[Start DATA RECORDS]

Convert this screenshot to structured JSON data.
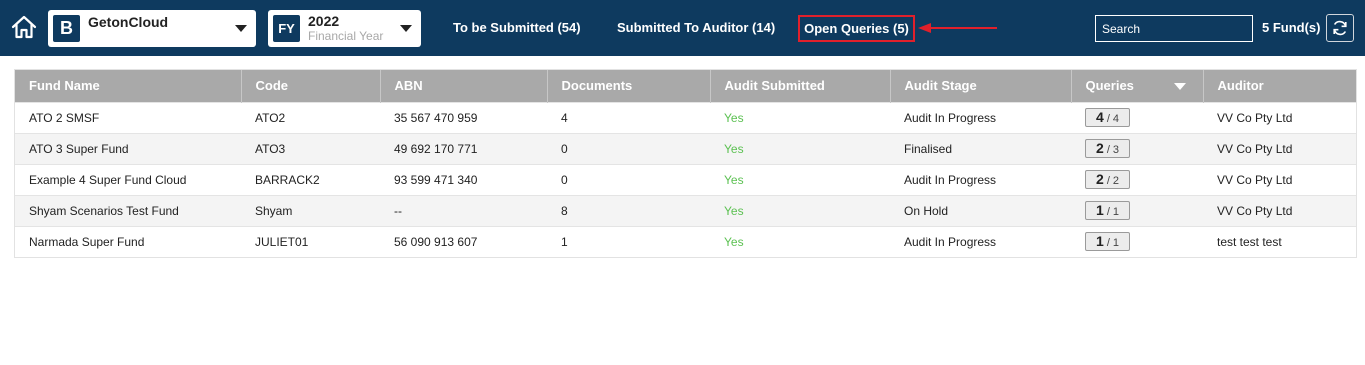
{
  "header": {
    "org": {
      "badge": "B",
      "name": "GetonCloud"
    },
    "fy": {
      "badge": "FY",
      "year": "2022",
      "label": "Financial Year"
    },
    "tabs": [
      {
        "label": "To be Submitted (54)"
      },
      {
        "label": "Submitted To Auditor (14)"
      },
      {
        "label": "Open Queries (5)"
      }
    ],
    "search_placeholder": "Search",
    "fund_count": "5 Fund(s)"
  },
  "table": {
    "columns": [
      "Fund Name",
      "Code",
      "ABN",
      "Documents",
      "Audit Submitted",
      "Audit Stage",
      "Queries",
      "Auditor"
    ],
    "rows": [
      {
        "fund_name": "ATO 2 SMSF",
        "code": "ATO2",
        "abn": "35 567 470 959",
        "documents": "4",
        "audit_submitted": "Yes",
        "audit_stage": "Audit In Progress",
        "queries_open": "4",
        "queries_total": "/ 4",
        "auditor": "VV Co Pty Ltd"
      },
      {
        "fund_name": "ATO 3 Super Fund",
        "code": "ATO3",
        "abn": "49 692 170 771",
        "documents": "0",
        "audit_submitted": "Yes",
        "audit_stage": "Finalised",
        "queries_open": "2",
        "queries_total": "/ 3",
        "auditor": "VV Co Pty Ltd"
      },
      {
        "fund_name": "Example 4 Super Fund Cloud",
        "code": "BARRACK2",
        "abn": "93 599 471 340",
        "documents": "0",
        "audit_submitted": "Yes",
        "audit_stage": "Audit In Progress",
        "queries_open": "2",
        "queries_total": "/ 2",
        "auditor": "VV Co Pty Ltd"
      },
      {
        "fund_name": "Shyam Scenarios Test Fund",
        "code": "Shyam",
        "abn": "--",
        "documents": "8",
        "audit_submitted": "Yes",
        "audit_stage": "On Hold",
        "queries_open": "1",
        "queries_total": "/ 1",
        "auditor": "VV Co Pty Ltd"
      },
      {
        "fund_name": "Narmada Super Fund",
        "code": "JULIET01",
        "abn": "56 090 913 607",
        "documents": "1",
        "audit_submitted": "Yes",
        "audit_stage": "Audit In Progress",
        "queries_open": "1",
        "queries_total": "/ 1",
        "auditor": "test test test"
      }
    ]
  },
  "colors": {
    "header_bg": "#0e3a5f",
    "highlight": "#e0202b",
    "yes_text": "#5cc152",
    "table_header_bg": "#a9a9a9"
  }
}
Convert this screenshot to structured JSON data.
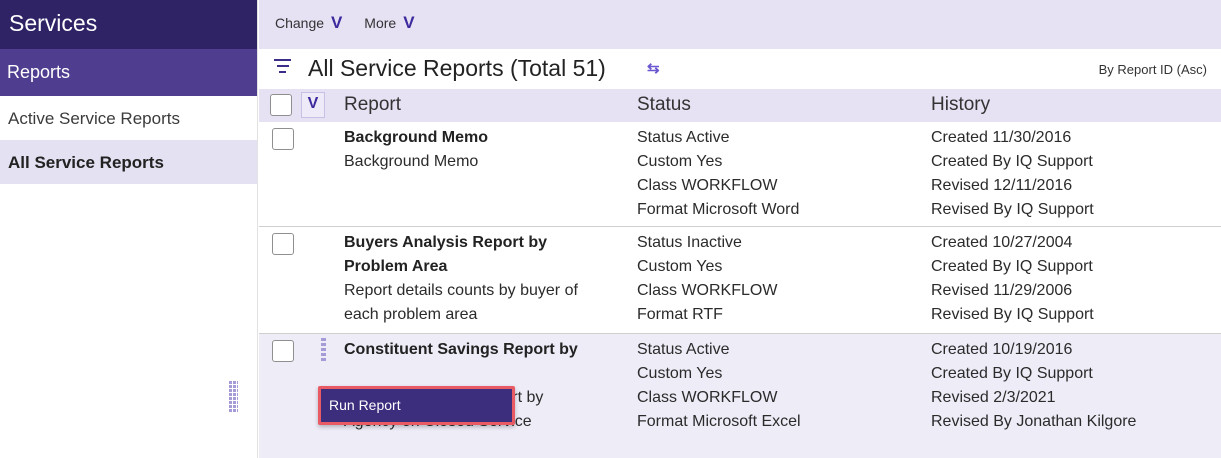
{
  "sidebar": {
    "title": "Services",
    "section": "Reports",
    "items": [
      {
        "label": "Active Service Reports",
        "active": false
      },
      {
        "label": "All Service Reports",
        "active": true
      }
    ]
  },
  "toolbar": {
    "change_label": "Change",
    "more_label": "More",
    "chevron": "V"
  },
  "list": {
    "title": "All Service Reports (Total 51)",
    "sort_label": "By Report ID (Asc)",
    "columns": {
      "report": "Report",
      "status": "Status",
      "history": "History"
    }
  },
  "rows": [
    {
      "name": "Background Memo",
      "desc": [
        "Background Memo"
      ],
      "status": [
        "Status Active",
        "Custom Yes",
        "Class WORKFLOW",
        "Format Microsoft Word"
      ],
      "history": [
        "Created 11/30/2016",
        "Created By IQ Support",
        "Revised 12/11/2016",
        "Revised By IQ Support"
      ]
    },
    {
      "name": [
        "Buyers Analysis Report by",
        "Problem Area"
      ],
      "desc": [
        "Report details counts by buyer of",
        "each problem area"
      ],
      "status": [
        "Status Inactive",
        "Custom Yes",
        "Class WORKFLOW",
        "Format RTF"
      ],
      "history": [
        "Created 10/27/2004",
        "Created By IQ Support",
        "Revised 11/29/2006",
        "Revised By IQ Support"
      ]
    },
    {
      "name": "Constituent Savings Report by",
      "desc": [
        "Report by",
        "Agency on Closed Service"
      ],
      "status": [
        "Status Active",
        "Custom Yes",
        "Class WORKFLOW",
        "Format Microsoft Excel"
      ],
      "history": [
        "Created 10/19/2016",
        "Created By IQ Support",
        "Revised 2/3/2021",
        "Revised By Jonathan Kilgore"
      ]
    }
  ],
  "context_menu": {
    "run_report": "Run Report"
  },
  "icons": {
    "filter": "filter-lines-icon",
    "refresh": "refresh-icon",
    "drag": "drag-handle-icon"
  },
  "colors": {
    "header_dark": "#2f2366",
    "header_mid": "#4f3e8f",
    "accent_light": "#e6e1f3",
    "menu_bg": "#3c2e7d",
    "menu_border": "#e85b64"
  }
}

[End DATA RECORDS]

Using the material above, report each line where "title" occurs.

    "title": "Services",
    "title": "All Service Reports (Total 51)",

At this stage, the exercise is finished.